--- Begin ---

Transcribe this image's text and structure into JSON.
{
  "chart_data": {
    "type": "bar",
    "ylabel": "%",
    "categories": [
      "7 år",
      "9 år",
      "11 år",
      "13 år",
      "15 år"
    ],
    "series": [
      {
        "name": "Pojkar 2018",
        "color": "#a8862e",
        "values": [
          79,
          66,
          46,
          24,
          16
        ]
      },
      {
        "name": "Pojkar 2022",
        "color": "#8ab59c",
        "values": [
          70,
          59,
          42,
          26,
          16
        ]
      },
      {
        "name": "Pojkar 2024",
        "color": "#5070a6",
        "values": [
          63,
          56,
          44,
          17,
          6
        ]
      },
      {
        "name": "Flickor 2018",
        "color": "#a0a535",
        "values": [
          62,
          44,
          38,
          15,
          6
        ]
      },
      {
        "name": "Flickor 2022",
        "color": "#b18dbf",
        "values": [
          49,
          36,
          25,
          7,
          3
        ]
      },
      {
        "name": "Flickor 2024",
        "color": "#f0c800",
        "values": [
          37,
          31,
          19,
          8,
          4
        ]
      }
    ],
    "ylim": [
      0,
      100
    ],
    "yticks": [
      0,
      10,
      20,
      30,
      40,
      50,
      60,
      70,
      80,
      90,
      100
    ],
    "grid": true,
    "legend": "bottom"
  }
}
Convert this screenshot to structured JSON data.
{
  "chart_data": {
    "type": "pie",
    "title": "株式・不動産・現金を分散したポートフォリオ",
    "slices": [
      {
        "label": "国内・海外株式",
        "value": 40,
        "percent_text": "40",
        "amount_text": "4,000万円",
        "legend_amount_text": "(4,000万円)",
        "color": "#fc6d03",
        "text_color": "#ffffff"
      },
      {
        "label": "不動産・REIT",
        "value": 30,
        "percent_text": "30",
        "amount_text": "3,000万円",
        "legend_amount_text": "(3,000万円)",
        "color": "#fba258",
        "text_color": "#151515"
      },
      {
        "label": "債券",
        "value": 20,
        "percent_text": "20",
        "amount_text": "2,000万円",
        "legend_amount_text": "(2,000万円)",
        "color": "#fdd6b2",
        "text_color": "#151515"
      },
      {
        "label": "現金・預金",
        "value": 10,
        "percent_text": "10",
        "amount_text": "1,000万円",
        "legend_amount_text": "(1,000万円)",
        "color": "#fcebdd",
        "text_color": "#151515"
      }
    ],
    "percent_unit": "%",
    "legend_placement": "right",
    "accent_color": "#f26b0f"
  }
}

--- End ---

The task: In the records above, find each line that holds the word "Pojkar"; copy all such lines.

Solution to this task:
        "name": "Pojkar 2018",
        "name": "Pojkar 2022",
        "name": "Pojkar 2024",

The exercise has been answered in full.